[Begin DATA EXTRACT]
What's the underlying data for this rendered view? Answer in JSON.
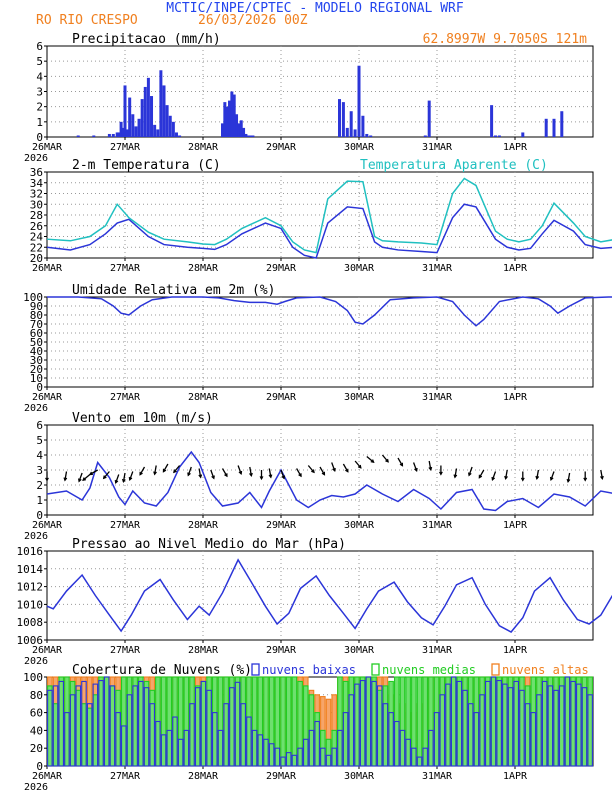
{
  "header": {
    "title": "MCTIC/INPE/CPTEC - MODELO REGIONAL WRF",
    "station": "RO RIO CRESPO",
    "run": "26/03/2026 00Z",
    "location": "62.8997W 9.7050S 121m"
  },
  "colors": {
    "title": "#2244ee",
    "orange": "#f08020",
    "cyan": "#20c0c0",
    "blue": "#2b35d8",
    "green": "#22cc22",
    "black": "#000000",
    "grid": "#999999"
  },
  "chart_data": [
    {
      "type": "bar",
      "title": "Precipitacao (mm/h)",
      "ylim": [
        0,
        6
      ],
      "yticks": [
        "0",
        "1",
        "2",
        "3",
        "4",
        "5",
        "6"
      ],
      "xticks": [
        "26MAR",
        "27MAR",
        "28MAR",
        "29MAR",
        "30MAR",
        "31MAR",
        "1APR"
      ],
      "year_label": "2026",
      "x": [
        0.4,
        0.6,
        0.8,
        0.85,
        0.9,
        0.92,
        0.95,
        0.97,
        1.0,
        1.03,
        1.06,
        1.1,
        1.14,
        1.18,
        1.22,
        1.26,
        1.3,
        1.34,
        1.38,
        1.42,
        1.46,
        1.5,
        1.54,
        1.58,
        1.62,
        1.66,
        1.7,
        2.25,
        2.28,
        2.31,
        2.34,
        2.37,
        2.4,
        2.43,
        2.46,
        2.49,
        2.52,
        2.55,
        2.58,
        2.61,
        2.64,
        3.75,
        3.8,
        3.85,
        3.9,
        3.95,
        4.0,
        4.05,
        4.1,
        4.15,
        4.85,
        4.9,
        5.7,
        5.75,
        5.8,
        6.1,
        6.4,
        6.5,
        6.6,
        7.75,
        7.82,
        7.9,
        7.97,
        8.03
      ],
      "values": [
        0.1,
        0.1,
        0.2,
        0.2,
        0.3,
        0.3,
        1.0,
        0.6,
        3.4,
        0.5,
        2.6,
        1.5,
        0.7,
        1.2,
        2.5,
        3.3,
        3.9,
        2.7,
        0.8,
        0.5,
        4.4,
        3.4,
        2.1,
        1.4,
        1.0,
        0.3,
        0.1,
        0.9,
        2.3,
        2.0,
        2.4,
        3.0,
        2.8,
        1.5,
        0.9,
        1.1,
        0.6,
        0.2,
        0.1,
        0.1,
        0.1,
        2.5,
        2.3,
        0.6,
        1.7,
        0.5,
        4.7,
        1.4,
        0.2,
        0.1,
        0.1,
        2.4,
        2.1,
        0.1,
        0.1,
        0.3,
        1.2,
        1.2,
        1.7,
        1.0,
        1.2,
        0.5,
        1.7,
        0.5
      ]
    },
    {
      "type": "line",
      "title": "2-m Temperatura (C)",
      "legend": "Temperatura Aparente (C)",
      "ylim": [
        20,
        36
      ],
      "yticks": [
        "20",
        "22",
        "24",
        "26",
        "28",
        "30",
        "32",
        "34",
        "36"
      ],
      "xticks": [
        "26MAR",
        "27MAR",
        "28MAR",
        "29MAR",
        "30MAR",
        "31MAR",
        "1APR"
      ],
      "series": [
        {
          "name": "2-m Temperatura (C)",
          "x": [
            0,
            0.3,
            0.55,
            0.75,
            0.9,
            1.05,
            1.3,
            1.5,
            1.8,
            2.0,
            2.15,
            2.3,
            2.5,
            2.8,
            3.0,
            3.15,
            3.3,
            3.45,
            3.6,
            3.85,
            4.05,
            4.2,
            4.3,
            4.5,
            4.8,
            5.0,
            5.2,
            5.35,
            5.5,
            5.75,
            5.9,
            6.05,
            6.2,
            6.35,
            6.5,
            6.75,
            6.9,
            7.1,
            7.3,
            7.5,
            7.7,
            7.9,
            8.0
          ],
          "values": [
            22.0,
            21.5,
            22.5,
            24.5,
            26.5,
            27.2,
            24.0,
            22.5,
            22.0,
            21.8,
            21.6,
            22.5,
            24.5,
            26.5,
            25.5,
            22.0,
            20.5,
            20.0,
            26.5,
            29.5,
            29.2,
            23.0,
            22.0,
            21.5,
            21.2,
            21.0,
            27.5,
            30.0,
            29.5,
            23.5,
            22.0,
            21.5,
            21.8,
            24.5,
            27.0,
            25.0,
            22.5,
            21.8,
            22.0,
            23.0,
            24.5,
            25.5,
            24.5
          ]
        },
        {
          "name": "Temperatura Aparente (C)",
          "x": [
            0,
            0.3,
            0.55,
            0.75,
            0.9,
            1.05,
            1.3,
            1.5,
            1.8,
            2.0,
            2.15,
            2.3,
            2.5,
            2.8,
            3.0,
            3.15,
            3.3,
            3.45,
            3.6,
            3.85,
            4.05,
            4.2,
            4.3,
            4.5,
            4.8,
            5.0,
            5.2,
            5.35,
            5.5,
            5.75,
            5.9,
            6.05,
            6.2,
            6.35,
            6.5,
            6.75,
            6.9,
            7.1,
            7.3,
            7.5,
            7.7,
            7.9,
            8.0
          ],
          "values": [
            23.5,
            23.2,
            24.0,
            26.0,
            30.0,
            27.5,
            24.8,
            23.5,
            23.0,
            22.6,
            22.5,
            23.5,
            25.5,
            27.5,
            26.0,
            23.0,
            21.5,
            21.0,
            31.0,
            34.3,
            34.2,
            24.0,
            23.2,
            23.0,
            22.8,
            22.5,
            32.0,
            34.8,
            33.5,
            25.0,
            23.5,
            23.0,
            23.5,
            26.0,
            30.2,
            26.5,
            24.0,
            23.0,
            23.5,
            24.5,
            25.5,
            26.5,
            25.5
          ]
        }
      ]
    },
    {
      "type": "line",
      "title": "Umidade Relativa em 2m (%)",
      "ylim": [
        0,
        100
      ],
      "yticks": [
        "0",
        "10",
        "20",
        "30",
        "40",
        "50",
        "60",
        "70",
        "80",
        "90",
        "100"
      ],
      "xticks": [
        "26MAR",
        "27MAR",
        "28MAR",
        "29MAR",
        "30MAR",
        "31MAR",
        "1APR"
      ],
      "year_label": "2026",
      "x": [
        0,
        0.4,
        0.7,
        0.85,
        0.95,
        1.05,
        1.2,
        1.35,
        1.6,
        2.0,
        2.2,
        2.4,
        2.6,
        2.8,
        2.95,
        3.05,
        3.2,
        3.5,
        3.7,
        3.85,
        3.95,
        4.05,
        4.2,
        4.4,
        4.7,
        5.0,
        5.2,
        5.35,
        5.5,
        5.6,
        5.8,
        6.1,
        6.3,
        6.45,
        6.55,
        6.7,
        6.9,
        7.2,
        7.5,
        7.7,
        7.85,
        8.0
      ],
      "values": [
        100,
        100,
        98,
        90,
        82,
        80,
        90,
        97,
        100,
        100,
        99,
        96,
        94,
        94,
        92,
        95,
        99,
        100,
        95,
        85,
        72,
        70,
        80,
        97,
        99,
        100,
        95,
        80,
        68,
        75,
        95,
        100,
        98,
        90,
        82,
        90,
        99,
        100,
        100,
        98,
        93,
        99
      ]
    },
    {
      "type": "line",
      "title": "Vento em 10m (m/s)",
      "ylim": [
        0,
        6
      ],
      "yticks": [
        "0",
        "1",
        "2",
        "3",
        "4",
        "5",
        "6"
      ],
      "xticks": [
        "26MAR",
        "27MAR",
        "28MAR",
        "29MAR",
        "30MAR",
        "31MAR",
        "1APR"
      ],
      "year_label": "2026",
      "x": [
        0,
        0.25,
        0.45,
        0.55,
        0.65,
        0.8,
        0.92,
        1.0,
        1.1,
        1.25,
        1.4,
        1.55,
        1.7,
        1.85,
        1.95,
        2.1,
        2.25,
        2.45,
        2.6,
        2.75,
        2.85,
        3.0,
        3.2,
        3.35,
        3.5,
        3.65,
        3.8,
        3.95,
        4.1,
        4.3,
        4.5,
        4.7,
        4.9,
        5.05,
        5.25,
        5.45,
        5.6,
        5.75,
        5.9,
        6.1,
        6.3,
        6.5,
        6.7,
        6.9,
        7.1,
        7.3,
        7.5,
        7.7,
        7.85,
        8.0
      ],
      "values": [
        1.4,
        1.6,
        1.0,
        1.8,
        3.5,
        2.5,
        1.2,
        0.7,
        1.6,
        0.8,
        0.6,
        1.5,
        3.2,
        4.2,
        3.5,
        1.5,
        0.6,
        0.8,
        1.5,
        0.5,
        1.6,
        3.0,
        1.0,
        0.5,
        1.0,
        1.3,
        1.2,
        1.4,
        2.0,
        1.4,
        0.9,
        1.7,
        1.1,
        0.4,
        1.5,
        1.7,
        0.4,
        0.3,
        0.9,
        1.1,
        0.5,
        1.4,
        1.2,
        0.6,
        1.6,
        1.4,
        0.7,
        1.7,
        1.6,
        0.5
      ],
      "arrow_speed": [
        2.9,
        2.9,
        2.8,
        2.7,
        3.0,
        2.9,
        2.7,
        2.8,
        2.9,
        3.2,
        3.3,
        3.4,
        3.3,
        3.2,
        3.1,
        3.0,
        3.1,
        3.3,
        3.2,
        3.0,
        3.1,
        3.0,
        3.1,
        3.3,
        3.2,
        3.5,
        3.4,
        3.6,
        3.9,
        4.0,
        3.8,
        3.5,
        3.6,
        3.3,
        3.1,
        3.2,
        3.0,
        2.9,
        3.0,
        2.9,
        3.0,
        2.9,
        2.8,
        2.9,
        3.0,
        2.9,
        2.9,
        2.9,
        3.0,
        2.9
      ],
      "arrow_dir": [
        180,
        190,
        200,
        230,
        240,
        220,
        200,
        190,
        200,
        210,
        190,
        210,
        220,
        200,
        170,
        160,
        150,
        160,
        170,
        180,
        170,
        160,
        150,
        140,
        150,
        160,
        150,
        140,
        130,
        140,
        150,
        160,
        170,
        180,
        190,
        200,
        210,
        200,
        190,
        180,
        190,
        200,
        190,
        180,
        170,
        180,
        190,
        200,
        190,
        180
      ]
    },
    {
      "type": "line",
      "title": "Pressao ao Nivel Medio do Mar (hPa)",
      "ylim": [
        1006,
        1016
      ],
      "yticks": [
        "1006",
        "1008",
        "1010",
        "1012",
        "1014",
        "1016"
      ],
      "xticks": [
        "26MAR",
        "27MAR",
        "28MAR",
        "29MAR",
        "30MAR",
        "31MAR",
        "1APR"
      ],
      "year_label": "2026",
      "x": [
        0,
        0.08,
        0.25,
        0.45,
        0.62,
        0.8,
        0.95,
        1.08,
        1.25,
        1.45,
        1.62,
        1.8,
        1.95,
        2.08,
        2.25,
        2.45,
        2.62,
        2.8,
        2.95,
        3.1,
        3.25,
        3.45,
        3.62,
        3.8,
        3.95,
        4.1,
        4.25,
        4.45,
        4.62,
        4.8,
        4.95,
        5.1,
        5.25,
        5.45,
        5.62,
        5.8,
        5.95,
        6.1,
        6.25,
        6.45,
        6.62,
        6.8,
        6.95,
        7.1,
        7.25,
        7.45,
        7.62,
        7.8,
        7.95,
        8.0
      ],
      "values": [
        1009.8,
        1009.5,
        1011.5,
        1013.3,
        1011.0,
        1008.8,
        1007.0,
        1008.8,
        1011.5,
        1012.8,
        1010.5,
        1008.3,
        1009.8,
        1008.8,
        1011.3,
        1015.0,
        1012.5,
        1009.8,
        1007.8,
        1009.0,
        1011.8,
        1013.2,
        1011.0,
        1009.0,
        1007.3,
        1009.5,
        1011.5,
        1012.5,
        1010.3,
        1008.5,
        1007.7,
        1009.8,
        1012.2,
        1013.0,
        1010.0,
        1007.6,
        1006.9,
        1008.5,
        1011.5,
        1013.0,
        1010.5,
        1008.3,
        1007.8,
        1008.8,
        1011.0,
        1013.0,
        1010.5,
        1008.2,
        1008.5,
        1009.0
      ]
    },
    {
      "type": "bar",
      "title": "Cobertura de Nuvens (%)",
      "legend": [
        "nuvens baixas",
        "nuvens medias",
        "nuvens altas"
      ],
      "ylim": [
        0,
        100
      ],
      "yticks": [
        "0",
        "20",
        "40",
        "60",
        "80",
        "100"
      ],
      "xticks": [
        "26MAR",
        "27MAR",
        "28MAR",
        "29MAR",
        "30MAR",
        "31MAR",
        "1APR"
      ],
      "year_label": "2026",
      "categories_count": 96,
      "series": [
        {
          "name": "nuvens altas",
          "values": [
            100,
            100,
            100,
            100,
            100,
            100,
            100,
            100,
            100,
            100,
            100,
            100,
            100,
            100,
            100,
            100,
            100,
            100,
            100,
            100,
            100,
            100,
            100,
            100,
            100,
            100,
            100,
            100,
            100,
            100,
            100,
            100,
            100,
            100,
            100,
            100,
            100,
            100,
            100,
            100,
            100,
            100,
            100,
            100,
            100,
            100,
            85,
            80,
            78,
            75,
            80,
            100,
            100,
            100,
            100,
            100,
            100,
            100,
            100,
            100,
            80,
            75,
            70,
            60,
            60,
            70,
            100,
            100,
            100,
            100,
            100,
            100,
            100,
            100,
            100,
            100,
            100,
            100,
            100,
            100,
            100,
            100,
            100,
            100,
            100,
            100,
            100,
            100,
            100,
            100,
            100,
            100,
            100,
            100,
            100,
            100
          ]
        },
        {
          "name": "nuvens medias",
          "values": [
            90,
            70,
            100,
            100,
            95,
            85,
            70,
            65,
            80,
            100,
            100,
            90,
            85,
            100,
            100,
            100,
            100,
            95,
            85,
            100,
            100,
            100,
            100,
            100,
            100,
            100,
            90,
            95,
            100,
            100,
            100,
            100,
            100,
            100,
            100,
            100,
            100,
            100,
            100,
            100,
            100,
            100,
            100,
            100,
            95,
            90,
            80,
            60,
            40,
            30,
            40,
            100,
            95,
            100,
            100,
            100,
            100,
            100,
            85,
            90,
            95,
            100,
            100,
            100,
            100,
            100,
            100,
            100,
            100,
            100,
            100,
            100,
            100,
            100,
            100,
            100,
            100,
            100,
            100,
            100,
            100,
            100,
            100,
            100,
            90,
            100,
            100,
            100,
            100,
            100,
            100,
            100,
            100,
            100,
            100,
            100
          ]
        },
        {
          "name": "nuvens baixas",
          "values": [
            85,
            90,
            95,
            60,
            80,
            90,
            95,
            70,
            92,
            96,
            100,
            90,
            60,
            45,
            80,
            90,
            95,
            88,
            70,
            50,
            35,
            40,
            55,
            30,
            40,
            70,
            88,
            95,
            85,
            60,
            40,
            70,
            88,
            94,
            70,
            55,
            40,
            35,
            30,
            25,
            20,
            10,
            15,
            12,
            20,
            30,
            40,
            50,
            20,
            12,
            20,
            40,
            60,
            80,
            92,
            96,
            100,
            95,
            90,
            70,
            60,
            50,
            40,
            30,
            20,
            10,
            20,
            40,
            60,
            80,
            92,
            100,
            95,
            85,
            70,
            60,
            80,
            95,
            100,
            96,
            92,
            88,
            95,
            85,
            70,
            60,
            80,
            95,
            90,
            85,
            90,
            100,
            95,
            92,
            88,
            80
          ]
        }
      ]
    }
  ]
}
[End DATA EXTRACT]
PROBLEM: Identify which lines contain the word "title" and copy each one.

EXERCISE RESPONSE:
    "title": "MCTIC/INPE/CPTEC - MODELO REGIONAL WRF",
    "title": "#2244ee",
      "title": "Precipitacao (mm/h)",
      "title": "2-m Temperatura (C)",
      "title": "Umidade Relativa em 2m (%)",
      "title": "Vento em 10m (m/s)",
      "title": "Pressao ao Nivel Medio do Mar (hPa)",
      "title": "Cobertura de Nuvens (%)",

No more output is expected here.